A block of data
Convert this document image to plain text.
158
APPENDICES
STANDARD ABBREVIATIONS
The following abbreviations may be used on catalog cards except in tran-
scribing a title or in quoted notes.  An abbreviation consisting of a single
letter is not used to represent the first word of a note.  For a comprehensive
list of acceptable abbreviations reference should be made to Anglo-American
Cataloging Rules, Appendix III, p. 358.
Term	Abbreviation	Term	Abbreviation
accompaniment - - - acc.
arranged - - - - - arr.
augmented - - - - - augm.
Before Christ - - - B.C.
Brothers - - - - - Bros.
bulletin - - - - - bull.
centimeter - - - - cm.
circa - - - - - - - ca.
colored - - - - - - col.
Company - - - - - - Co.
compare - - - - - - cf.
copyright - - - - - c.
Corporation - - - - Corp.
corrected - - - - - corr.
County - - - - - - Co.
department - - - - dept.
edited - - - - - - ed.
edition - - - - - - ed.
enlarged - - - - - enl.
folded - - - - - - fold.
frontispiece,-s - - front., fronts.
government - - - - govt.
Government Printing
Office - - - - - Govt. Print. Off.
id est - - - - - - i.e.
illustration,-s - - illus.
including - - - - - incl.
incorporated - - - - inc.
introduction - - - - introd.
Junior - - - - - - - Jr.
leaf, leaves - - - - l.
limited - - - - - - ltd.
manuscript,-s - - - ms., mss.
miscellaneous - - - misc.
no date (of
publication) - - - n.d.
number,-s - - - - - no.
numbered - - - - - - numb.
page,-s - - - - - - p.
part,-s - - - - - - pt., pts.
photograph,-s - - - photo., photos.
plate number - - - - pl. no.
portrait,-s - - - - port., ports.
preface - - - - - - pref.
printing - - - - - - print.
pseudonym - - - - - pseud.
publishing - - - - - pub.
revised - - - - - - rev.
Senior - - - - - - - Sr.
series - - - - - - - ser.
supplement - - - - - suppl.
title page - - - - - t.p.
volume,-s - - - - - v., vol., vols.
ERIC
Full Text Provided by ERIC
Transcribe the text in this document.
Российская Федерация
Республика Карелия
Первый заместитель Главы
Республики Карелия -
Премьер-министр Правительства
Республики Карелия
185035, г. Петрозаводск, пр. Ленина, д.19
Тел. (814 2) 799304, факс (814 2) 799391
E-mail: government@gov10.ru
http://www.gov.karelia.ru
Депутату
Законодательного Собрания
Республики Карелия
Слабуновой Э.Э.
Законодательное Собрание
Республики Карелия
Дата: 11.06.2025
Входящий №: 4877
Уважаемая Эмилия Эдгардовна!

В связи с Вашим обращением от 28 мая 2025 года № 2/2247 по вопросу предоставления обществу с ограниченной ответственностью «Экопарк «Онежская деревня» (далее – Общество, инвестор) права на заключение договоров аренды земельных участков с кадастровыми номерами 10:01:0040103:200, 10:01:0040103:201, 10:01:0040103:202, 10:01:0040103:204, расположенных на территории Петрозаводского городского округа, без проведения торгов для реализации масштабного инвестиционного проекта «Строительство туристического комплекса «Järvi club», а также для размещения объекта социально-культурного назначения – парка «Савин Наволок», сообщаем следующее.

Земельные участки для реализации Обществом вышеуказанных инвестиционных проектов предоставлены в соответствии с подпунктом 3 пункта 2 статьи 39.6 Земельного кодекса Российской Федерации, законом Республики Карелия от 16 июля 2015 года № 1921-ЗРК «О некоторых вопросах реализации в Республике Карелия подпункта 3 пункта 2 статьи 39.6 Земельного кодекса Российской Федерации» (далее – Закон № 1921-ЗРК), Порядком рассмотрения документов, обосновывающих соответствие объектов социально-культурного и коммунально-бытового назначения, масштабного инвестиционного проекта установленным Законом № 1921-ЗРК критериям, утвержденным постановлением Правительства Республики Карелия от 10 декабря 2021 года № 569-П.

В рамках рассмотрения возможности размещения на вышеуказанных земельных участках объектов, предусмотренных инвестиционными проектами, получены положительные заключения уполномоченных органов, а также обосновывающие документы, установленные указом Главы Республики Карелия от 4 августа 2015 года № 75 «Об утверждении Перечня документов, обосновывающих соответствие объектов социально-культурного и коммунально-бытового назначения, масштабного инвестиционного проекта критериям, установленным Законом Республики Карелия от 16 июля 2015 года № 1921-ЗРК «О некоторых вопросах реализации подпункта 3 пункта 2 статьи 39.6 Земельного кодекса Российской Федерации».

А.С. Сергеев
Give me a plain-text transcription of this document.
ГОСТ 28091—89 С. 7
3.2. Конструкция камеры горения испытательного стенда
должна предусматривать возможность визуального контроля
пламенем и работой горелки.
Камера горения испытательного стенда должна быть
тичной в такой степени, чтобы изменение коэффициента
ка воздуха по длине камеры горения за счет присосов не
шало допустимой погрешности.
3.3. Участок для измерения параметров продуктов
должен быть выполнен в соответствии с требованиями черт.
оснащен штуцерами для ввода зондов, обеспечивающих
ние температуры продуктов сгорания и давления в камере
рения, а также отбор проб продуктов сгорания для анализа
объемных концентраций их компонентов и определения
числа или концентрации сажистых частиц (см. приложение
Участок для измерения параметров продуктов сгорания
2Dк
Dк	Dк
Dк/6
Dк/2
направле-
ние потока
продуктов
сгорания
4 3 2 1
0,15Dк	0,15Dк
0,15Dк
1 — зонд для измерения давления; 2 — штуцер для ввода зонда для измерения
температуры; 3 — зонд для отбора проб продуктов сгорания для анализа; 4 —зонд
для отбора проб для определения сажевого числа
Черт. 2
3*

*STATED EXERCISE:*
Using the material above, count the lines containing the word "title". Reply with the number alone.

*WRITTEN ANSWER:*
2